◆ Source text
━━━

The new campus of Augusta University’s Medical College of Georgia is expected to enroll its first students on the Armstrong Campus of Georgia Southern University by fall 2024, pending approval for accreditation.

The campus will be in the existing Armstrong Center and the Health Professions Academic Building of Georgia Southern’s Waters College of Health Professions.

Located down the street from Savannah’s St. Joseph’s Hospital, it would be MCG’s third four-year campus in Georgia. The MCG educational experience is anchored at its main campus in Augusta, with another four-year campus located in Athens in partnership with the University of Georgia.

The Board of Regents of the University System of Georgia on Tuesday approved $1.7 million for renovations at Georgia Southern’s Armstrong Campus to help make the new campus a reality.

The money was included in the fiscal year 2024 state budget passed earlier this year by the Georgia General Assembly and signed by Gov. Brian Kemp on May 5.

Four-year campuses provide the full spectrum of medical education, from basic sciences to clinical experiences.

The new campus would allow MCG to accept 40 more students per year, increasing its class size, already one of the nation’s largest, to 304 students per class.

Georgia House Speaker Jon Burns, R-Newington, commented Wednesday on the plans.

“Georgia ranks 40th in the nation for both the number of active physicians and the number of primary care doctors,” Burns said. “Georgians experience this reality every day. Data shows that 82 Georgia counties have no OB/GYNs, 65 counties have no pediatricians and nine Georgia counties have no doctor at all. This must change, especially in rural Georgia.”

That’s why he says it’s a good thing to increase opportunities for AU to train more students.

“Georgia needs more doctors,” Burns said, “and I’m proud we are making this investment in our future.”

━━━

◆ Source material
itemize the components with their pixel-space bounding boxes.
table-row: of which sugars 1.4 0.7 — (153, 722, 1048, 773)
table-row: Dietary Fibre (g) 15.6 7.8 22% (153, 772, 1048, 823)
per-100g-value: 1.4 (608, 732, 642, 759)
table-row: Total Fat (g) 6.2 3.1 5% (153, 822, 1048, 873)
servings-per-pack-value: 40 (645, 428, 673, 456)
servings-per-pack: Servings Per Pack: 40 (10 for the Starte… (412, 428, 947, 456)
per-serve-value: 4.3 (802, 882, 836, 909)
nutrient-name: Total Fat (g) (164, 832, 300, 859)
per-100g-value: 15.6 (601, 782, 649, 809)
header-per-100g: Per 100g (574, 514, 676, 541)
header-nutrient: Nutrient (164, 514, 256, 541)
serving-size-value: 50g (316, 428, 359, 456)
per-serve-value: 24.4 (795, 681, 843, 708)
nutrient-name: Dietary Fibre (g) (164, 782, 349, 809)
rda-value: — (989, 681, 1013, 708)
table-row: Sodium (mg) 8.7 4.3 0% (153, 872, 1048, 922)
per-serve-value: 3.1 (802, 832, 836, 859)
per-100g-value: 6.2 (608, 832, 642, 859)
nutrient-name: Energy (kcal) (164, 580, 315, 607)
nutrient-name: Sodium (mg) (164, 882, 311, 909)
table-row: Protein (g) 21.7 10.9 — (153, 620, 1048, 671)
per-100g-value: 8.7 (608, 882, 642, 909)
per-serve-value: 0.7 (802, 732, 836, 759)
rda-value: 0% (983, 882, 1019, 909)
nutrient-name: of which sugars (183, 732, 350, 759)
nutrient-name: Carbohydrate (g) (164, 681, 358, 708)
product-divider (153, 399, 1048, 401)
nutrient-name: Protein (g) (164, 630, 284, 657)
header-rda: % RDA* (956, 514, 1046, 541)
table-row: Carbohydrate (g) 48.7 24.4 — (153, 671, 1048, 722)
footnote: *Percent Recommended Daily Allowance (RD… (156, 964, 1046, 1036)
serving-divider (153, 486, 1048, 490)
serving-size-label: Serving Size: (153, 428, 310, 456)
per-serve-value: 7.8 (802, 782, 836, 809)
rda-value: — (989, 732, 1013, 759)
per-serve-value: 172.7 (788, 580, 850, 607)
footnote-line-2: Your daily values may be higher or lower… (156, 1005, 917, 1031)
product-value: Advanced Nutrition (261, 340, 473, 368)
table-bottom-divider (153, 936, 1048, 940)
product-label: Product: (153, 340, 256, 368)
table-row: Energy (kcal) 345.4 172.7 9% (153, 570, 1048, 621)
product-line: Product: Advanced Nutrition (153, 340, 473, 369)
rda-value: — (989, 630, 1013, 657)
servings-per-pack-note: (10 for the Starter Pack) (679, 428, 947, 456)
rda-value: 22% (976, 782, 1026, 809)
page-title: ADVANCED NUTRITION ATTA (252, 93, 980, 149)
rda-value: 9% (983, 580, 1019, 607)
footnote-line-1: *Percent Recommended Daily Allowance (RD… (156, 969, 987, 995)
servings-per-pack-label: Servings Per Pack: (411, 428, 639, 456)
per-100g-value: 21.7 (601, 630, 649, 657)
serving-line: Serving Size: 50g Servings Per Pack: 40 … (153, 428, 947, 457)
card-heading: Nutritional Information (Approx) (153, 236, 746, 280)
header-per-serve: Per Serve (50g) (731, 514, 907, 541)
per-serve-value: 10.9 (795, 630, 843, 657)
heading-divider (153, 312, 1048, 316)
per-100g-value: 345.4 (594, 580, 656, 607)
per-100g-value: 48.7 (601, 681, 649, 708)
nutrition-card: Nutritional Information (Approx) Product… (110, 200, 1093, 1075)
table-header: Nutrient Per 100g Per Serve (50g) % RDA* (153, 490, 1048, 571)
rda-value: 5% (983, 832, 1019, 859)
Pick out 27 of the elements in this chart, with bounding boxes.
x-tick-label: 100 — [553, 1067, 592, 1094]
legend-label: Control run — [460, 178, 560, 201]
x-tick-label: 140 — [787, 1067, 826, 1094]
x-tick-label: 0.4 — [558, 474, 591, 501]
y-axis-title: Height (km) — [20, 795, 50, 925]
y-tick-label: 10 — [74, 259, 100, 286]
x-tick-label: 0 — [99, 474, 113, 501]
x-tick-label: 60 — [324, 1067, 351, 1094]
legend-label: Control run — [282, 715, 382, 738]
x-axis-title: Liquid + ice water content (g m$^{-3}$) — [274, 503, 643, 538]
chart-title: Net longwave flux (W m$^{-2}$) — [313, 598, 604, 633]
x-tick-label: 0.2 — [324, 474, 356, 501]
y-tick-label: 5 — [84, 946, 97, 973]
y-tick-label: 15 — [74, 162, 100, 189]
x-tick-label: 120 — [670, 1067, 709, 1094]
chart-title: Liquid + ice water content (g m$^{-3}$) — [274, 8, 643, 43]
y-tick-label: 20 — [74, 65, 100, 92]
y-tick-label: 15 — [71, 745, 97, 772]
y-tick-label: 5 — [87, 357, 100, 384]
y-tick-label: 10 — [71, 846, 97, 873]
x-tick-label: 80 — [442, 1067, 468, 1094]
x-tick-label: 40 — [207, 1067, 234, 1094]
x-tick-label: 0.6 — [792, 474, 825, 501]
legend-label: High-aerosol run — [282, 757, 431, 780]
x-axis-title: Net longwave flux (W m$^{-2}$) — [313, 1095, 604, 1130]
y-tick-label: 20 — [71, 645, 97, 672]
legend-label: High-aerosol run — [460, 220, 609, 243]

━━━

◆ Your goal
In the text about the new Medical College of Georgia campus in Savannah, how much did the Board of Regents approve for renovations at Georgia Southern's Armstrong Campus?

◆ Response to the exercise
$1.7 million